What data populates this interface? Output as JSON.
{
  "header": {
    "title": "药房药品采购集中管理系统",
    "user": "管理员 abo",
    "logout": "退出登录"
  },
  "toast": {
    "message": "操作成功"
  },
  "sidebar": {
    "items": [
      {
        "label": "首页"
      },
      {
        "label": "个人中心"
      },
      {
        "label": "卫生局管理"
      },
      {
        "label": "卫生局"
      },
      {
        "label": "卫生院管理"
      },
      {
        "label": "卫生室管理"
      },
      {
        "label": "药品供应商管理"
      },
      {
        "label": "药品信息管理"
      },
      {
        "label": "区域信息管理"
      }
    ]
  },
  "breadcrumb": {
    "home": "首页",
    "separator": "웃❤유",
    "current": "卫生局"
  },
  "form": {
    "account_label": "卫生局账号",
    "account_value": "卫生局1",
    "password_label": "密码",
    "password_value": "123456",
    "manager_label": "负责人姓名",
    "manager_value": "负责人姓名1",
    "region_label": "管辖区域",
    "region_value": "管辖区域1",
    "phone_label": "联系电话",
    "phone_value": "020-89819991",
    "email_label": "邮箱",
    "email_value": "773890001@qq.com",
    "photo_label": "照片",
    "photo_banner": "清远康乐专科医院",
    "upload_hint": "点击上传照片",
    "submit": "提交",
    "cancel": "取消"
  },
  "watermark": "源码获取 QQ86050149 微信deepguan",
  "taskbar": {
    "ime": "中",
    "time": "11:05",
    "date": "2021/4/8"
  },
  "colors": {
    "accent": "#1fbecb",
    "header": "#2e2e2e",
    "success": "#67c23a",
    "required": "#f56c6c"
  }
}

**WHAT IS REQUIRED:** Copy the records above exactly as they appear.

**TASK RESPONSE:**
What data populates this interface? Output as JSON.
{
  "header": {
    "title": "药房药品采购集中管理系统",
    "user": "管理员 abo",
    "logout": "退出登录"
  },
  "toast": {
    "message": "操作成功"
  },
  "sidebar": {
    "items": [
      {
        "label": "首页"
      },
      {
        "label": "个人中心"
      },
      {
        "label": "卫生局管理"
      },
      {
        "label": "卫生局"
      },
      {
        "label": "卫生院管理"
      },
      {
        "label": "卫生室管理"
      },
      {
        "label": "药品供应商管理"
      },
      {
        "label": "药品信息管理"
      },
      {
        "label": "区域信息管理"
      }
    ]
  },
  "breadcrumb": {
    "home": "首页",
    "separator": "웃❤유",
    "current": "卫生局"
  },
  "form": {
    "account_label": "卫生局账号",
    "account_value": "卫生局1",
    "password_label": "密码",
    "password_value": "123456",
    "manager_label": "负责人姓名",
    "manager_value": "负责人姓名1",
    "region_label": "管辖区域",
    "region_value": "管辖区域1",
    "phone_label": "联系电话",
    "phone_value": "020-89819991",
    "email_label": "邮箱",
    "email_value": "773890001@qq.com",
    "photo_label": "照片",
    "photo_banner": "清远康乐专科医院",
    "upload_hint": "点击上传照片",
    "submit": "提交",
    "cancel": "取消"
  },
  "watermark": "源码获取 QQ86050149 微信deepguan",
  "taskbar": {
    "ime": "中",
    "time": "11:05",
    "date": "2021/4/8"
  },
  "colors": {
    "accent": "#1fbecb",
    "header": "#2e2e2e",
    "success": "#67c23a",
    "required": "#f56c6c"
  }
}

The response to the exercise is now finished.